Write out the entries verbatim and leave the images out of the copy.
== DATA PROVIDED
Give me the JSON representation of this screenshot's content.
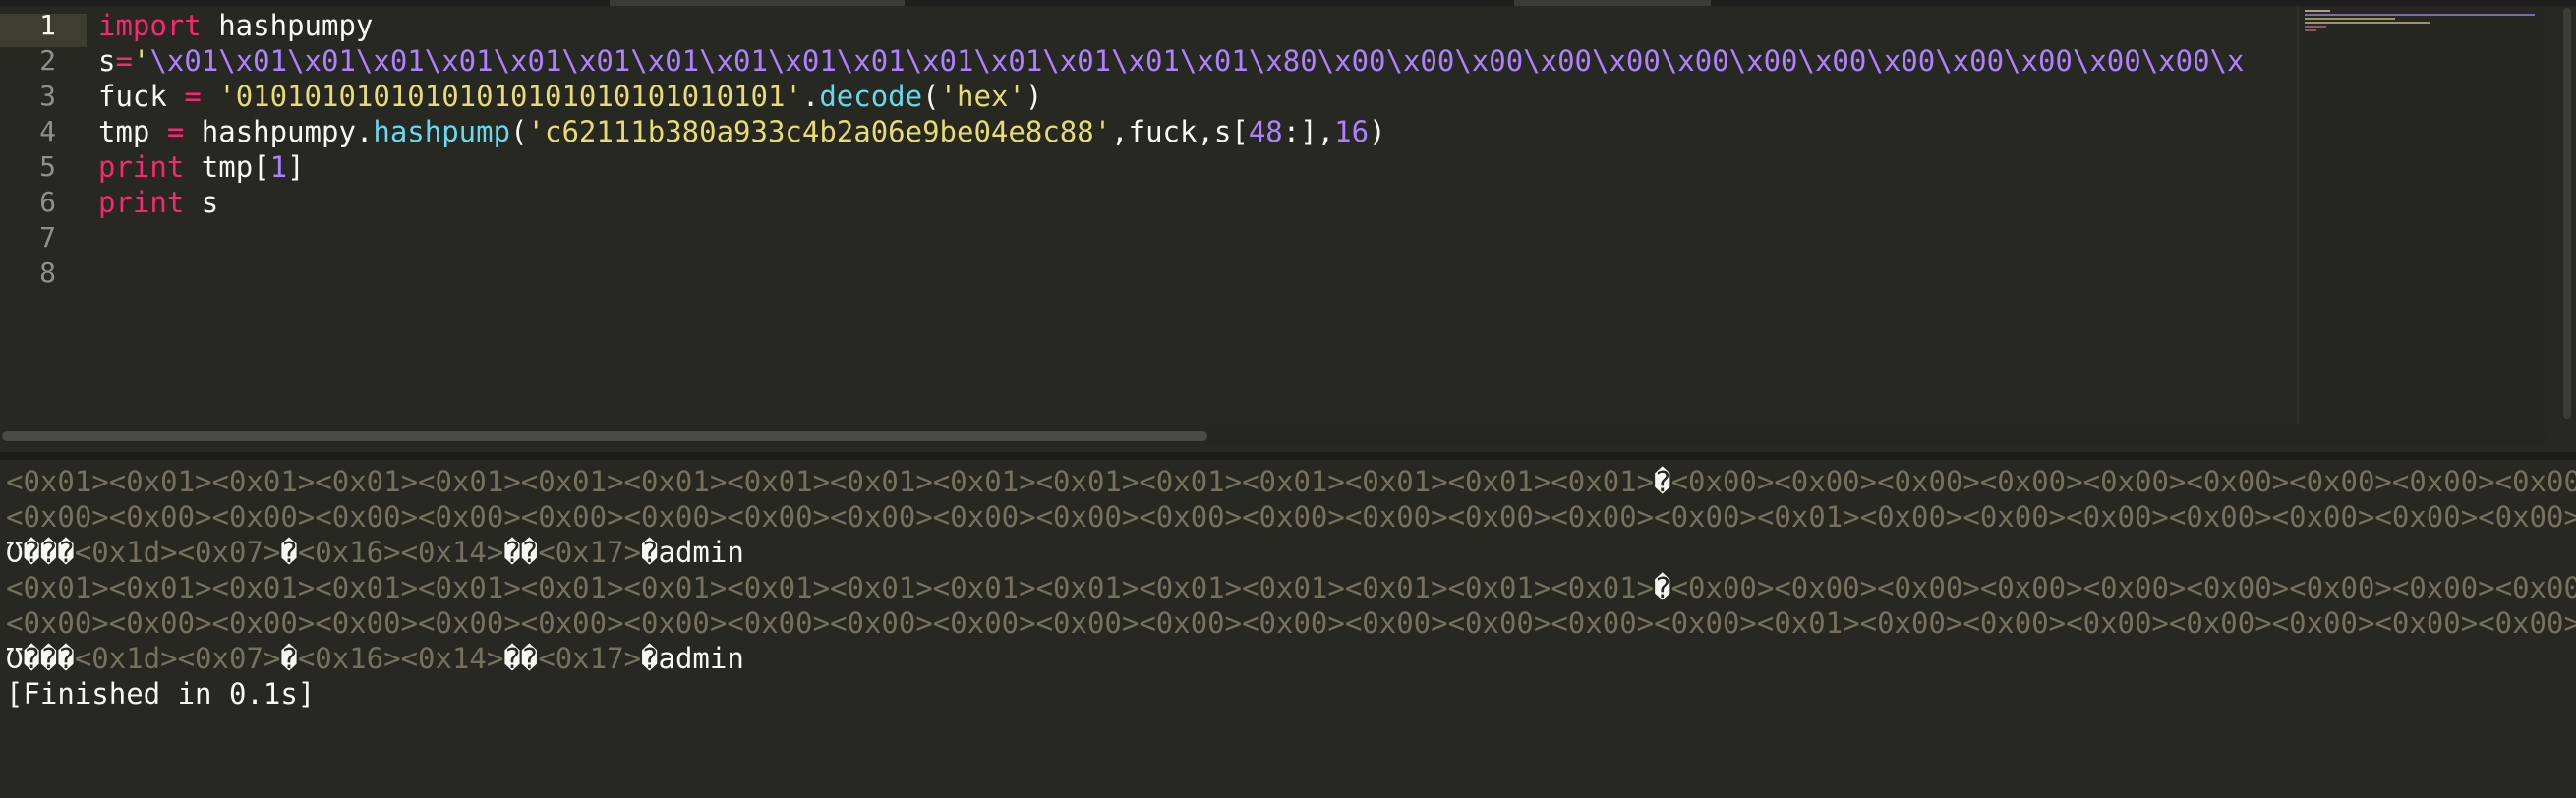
{
  "editor": {
    "line_numbers": [
      "1",
      "2",
      "3",
      "4",
      "5",
      "6",
      "7",
      "8"
    ],
    "line1": {
      "kw": "import",
      "rest": " hashpumpy"
    },
    "line2": {
      "lhs": "s",
      "eq": "=",
      "quote": "'",
      "esc": "\\x01\\x01\\x01\\x01\\x01\\x01\\x01\\x01\\x01\\x01\\x01\\x01\\x01\\x01\\x01\\x01\\x80\\x00\\x00\\x00\\x00\\x00\\x00\\x00\\x00\\x00\\x00\\x00\\x00\\x00\\x"
    },
    "line3": {
      "lhs": "fuck ",
      "eq": "=",
      "sp": " ",
      "str": "'01010101010101010101010101010101'",
      "dot": ".",
      "fn": "decode",
      "open": "(",
      "arg": "'hex'",
      "close": ")"
    },
    "line4": {
      "lhs": "tmp ",
      "eq": "=",
      "mid": " hashpumpy.",
      "fn": "hashpump",
      "open": "(",
      "arg1": "'c62111b380a933c4b2a06e9be04e8c88'",
      "sep": ",fuck,s[",
      "num1": "48",
      "sep2": ":],",
      "num2": "16",
      "close": ")"
    },
    "line5": {
      "kw": "print",
      "rest": " tmp[",
      "num": "1",
      "close": "]"
    },
    "line6": {
      "kw": "print",
      "rest": " s"
    }
  },
  "output": {
    "row1": {
      "a": "<0x01><0x01><0x01><0x01><0x01><0x01><0x01><0x01><0x01><0x01><0x01><0x01><0x01><0x01><0x01><0x01>",
      "b": "�",
      "c": "<0x00><0x00><0x00><0x00><0x00><0x00><0x00><0x00><0x00>"
    },
    "row2": {
      "a": "<0x00><0x00><0x00><0x00><0x00><0x00><0x00><0x00><0x00><0x00><0x00><0x00><0x00><0x00><0x00><0x00><0x00><0x01><0x00><0x00><0x00><0x00><0x00><0x00><0x00><0x14>",
      "b": "�"
    },
    "row3": {
      "a": "Ʊ���",
      "b": "<0x1d><0x07>",
      "c": "�",
      "d": "<0x16><0x14>",
      "e": "��",
      "f": "<0x17>",
      "g": "�",
      "h": "admin"
    },
    "row4": {
      "a": "<0x01><0x01><0x01><0x01><0x01><0x01><0x01><0x01><0x01><0x01><0x01><0x01><0x01><0x01><0x01><0x01>",
      "b": "�",
      "c": "<0x00><0x00><0x00><0x00><0x00><0x00><0x00><0x00><0x00>"
    },
    "row5": {
      "a": "<0x00><0x00><0x00><0x00><0x00><0x00><0x00><0x00><0x00><0x00><0x00><0x00><0x00><0x00><0x00><0x00><0x00><0x01><0x00><0x00><0x00><0x00><0x00><0x00><0x00><0x14>",
      "b": "�"
    },
    "row6": {
      "a": "Ʊ���",
      "b": "<0x1d><0x07>",
      "c": "�",
      "d": "<0x16><0x14>",
      "e": "��",
      "f": "<0x17>",
      "g": "�",
      "h": "admin"
    },
    "finished": "[Finished in 0.1s]"
  },
  "colors": {
    "background": "#272822",
    "keyword": "#f92672",
    "string": "#e6db74",
    "number": "#ae81ff",
    "function": "#66d9ef",
    "output_dim": "#75715e"
  }
}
====
→ **OUTPUT FOR THIS TASK**:
Give me the JSON representation of this screenshot's content.
{
  "editor": {
    "line_numbers": [
      "1",
      "2",
      "3",
      "4",
      "5",
      "6",
      "7",
      "8"
    ],
    "line1": {
      "kw": "import",
      "rest": " hashpumpy"
    },
    "line2": {
      "lhs": "s",
      "eq": "=",
      "quote": "'",
      "esc": "\\x01\\x01\\x01\\x01\\x01\\x01\\x01\\x01\\x01\\x01\\x01\\x01\\x01\\x01\\x01\\x01\\x80\\x00\\x00\\x00\\x00\\x00\\x00\\x00\\x00\\x00\\x00\\x00\\x00\\x00\\x"
    },
    "line3": {
      "lhs": "fuck ",
      "eq": "=",
      "sp": " ",
      "str": "'01010101010101010101010101010101'",
      "dot": ".",
      "fn": "decode",
      "open": "(",
      "arg": "'hex'",
      "close": ")"
    },
    "line4": {
      "lhs": "tmp ",
      "eq": "=",
      "mid": " hashpumpy.",
      "fn": "hashpump",
      "open": "(",
      "arg1": "'c62111b380a933c4b2a06e9be04e8c88'",
      "sep": ",fuck,s[",
      "num1": "48",
      "sep2": ":],",
      "num2": "16",
      "close": ")"
    },
    "line5": {
      "kw": "print",
      "rest": " tmp[",
      "num": "1",
      "close": "]"
    },
    "line6": {
      "kw": "print",
      "rest": " s"
    }
  },
  "output": {
    "row1": {
      "a": "<0x01><0x01><0x01><0x01><0x01><0x01><0x01><0x01><0x01><0x01><0x01><0x01><0x01><0x01><0x01><0x01>",
      "b": "�",
      "c": "<0x00><0x00><0x00><0x00><0x00><0x00><0x00><0x00><0x00>"
    },
    "row2": {
      "a": "<0x00><0x00><0x00><0x00><0x00><0x00><0x00><0x00><0x00><0x00><0x00><0x00><0x00><0x00><0x00><0x00><0x00><0x01><0x00><0x00><0x00><0x00><0x00><0x00><0x00><0x14>",
      "b": "�"
    },
    "row3": {
      "a": "Ʊ���",
      "b": "<0x1d><0x07>",
      "c": "�",
      "d": "<0x16><0x14>",
      "e": "��",
      "f": "<0x17>",
      "g": "�",
      "h": "admin"
    },
    "row4": {
      "a": "<0x01><0x01><0x01><0x01><0x01><0x01><0x01><0x01><0x01><0x01><0x01><0x01><0x01><0x01><0x01><0x01>",
      "b": "�",
      "c": "<0x00><0x00><0x00><0x00><0x00><0x00><0x00><0x00><0x00>"
    },
    "row5": {
      "a": "<0x00><0x00><0x00><0x00><0x00><0x00><0x00><0x00><0x00><0x00><0x00><0x00><0x00><0x00><0x00><0x00><0x00><0x01><0x00><0x00><0x00><0x00><0x00><0x00><0x00><0x14>",
      "b": "�"
    },
    "row6": {
      "a": "Ʊ���",
      "b": "<0x1d><0x07>",
      "c": "�",
      "d": "<0x16><0x14>",
      "e": "��",
      "f": "<0x17>",
      "g": "�",
      "h": "admin"
    },
    "finished": "[Finished in 0.1s]"
  },
  "colors": {
    "background": "#272822",
    "keyword": "#f92672",
    "string": "#e6db74",
    "number": "#ae81ff",
    "function": "#66d9ef",
    "output_dim": "#75715e"
  }
}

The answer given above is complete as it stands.